── Record list

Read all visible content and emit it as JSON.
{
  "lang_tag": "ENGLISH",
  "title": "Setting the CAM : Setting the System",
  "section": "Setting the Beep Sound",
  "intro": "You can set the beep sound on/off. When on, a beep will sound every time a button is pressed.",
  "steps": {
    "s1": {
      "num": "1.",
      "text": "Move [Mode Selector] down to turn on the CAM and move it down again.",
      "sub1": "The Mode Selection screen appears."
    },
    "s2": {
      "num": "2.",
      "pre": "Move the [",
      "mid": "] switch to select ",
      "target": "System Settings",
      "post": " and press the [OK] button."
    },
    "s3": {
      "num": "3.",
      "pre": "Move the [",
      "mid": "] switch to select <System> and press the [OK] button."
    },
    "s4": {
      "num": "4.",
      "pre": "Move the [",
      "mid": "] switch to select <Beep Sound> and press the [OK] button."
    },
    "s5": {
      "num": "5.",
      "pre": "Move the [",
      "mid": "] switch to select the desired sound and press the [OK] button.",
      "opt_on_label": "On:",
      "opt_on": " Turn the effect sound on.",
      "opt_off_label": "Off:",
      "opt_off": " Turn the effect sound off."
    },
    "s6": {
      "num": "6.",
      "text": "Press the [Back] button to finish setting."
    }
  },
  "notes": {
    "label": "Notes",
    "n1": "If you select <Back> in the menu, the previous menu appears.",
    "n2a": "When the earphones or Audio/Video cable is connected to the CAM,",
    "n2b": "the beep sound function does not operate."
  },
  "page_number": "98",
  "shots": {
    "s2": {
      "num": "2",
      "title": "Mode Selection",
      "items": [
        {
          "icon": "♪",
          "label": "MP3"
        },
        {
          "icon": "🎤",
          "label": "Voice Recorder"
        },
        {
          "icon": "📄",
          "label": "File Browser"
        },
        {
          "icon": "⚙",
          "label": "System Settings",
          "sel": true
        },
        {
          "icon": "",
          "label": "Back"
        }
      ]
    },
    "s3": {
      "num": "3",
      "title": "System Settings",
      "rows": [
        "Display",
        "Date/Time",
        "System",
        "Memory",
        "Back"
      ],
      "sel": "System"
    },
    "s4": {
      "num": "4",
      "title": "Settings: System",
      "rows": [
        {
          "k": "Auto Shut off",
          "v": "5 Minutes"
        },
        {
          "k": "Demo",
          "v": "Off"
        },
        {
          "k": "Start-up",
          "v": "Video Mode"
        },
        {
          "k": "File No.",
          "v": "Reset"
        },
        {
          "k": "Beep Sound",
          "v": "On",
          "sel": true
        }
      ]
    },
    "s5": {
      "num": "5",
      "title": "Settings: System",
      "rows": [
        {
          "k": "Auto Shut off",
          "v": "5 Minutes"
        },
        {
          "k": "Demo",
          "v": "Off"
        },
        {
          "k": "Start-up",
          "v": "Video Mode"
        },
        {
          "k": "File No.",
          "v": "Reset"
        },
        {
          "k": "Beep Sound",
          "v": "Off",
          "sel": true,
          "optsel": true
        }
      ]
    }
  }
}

────

Work to complete: From the listing, copy every line where the string "Back" appears.

Output for this task:
      "text": "Press the [Back] button to finish setting."
    "n1": "If you select <Back> in the menu, the previous menu appears.",
          "label": "Back"
        "Back"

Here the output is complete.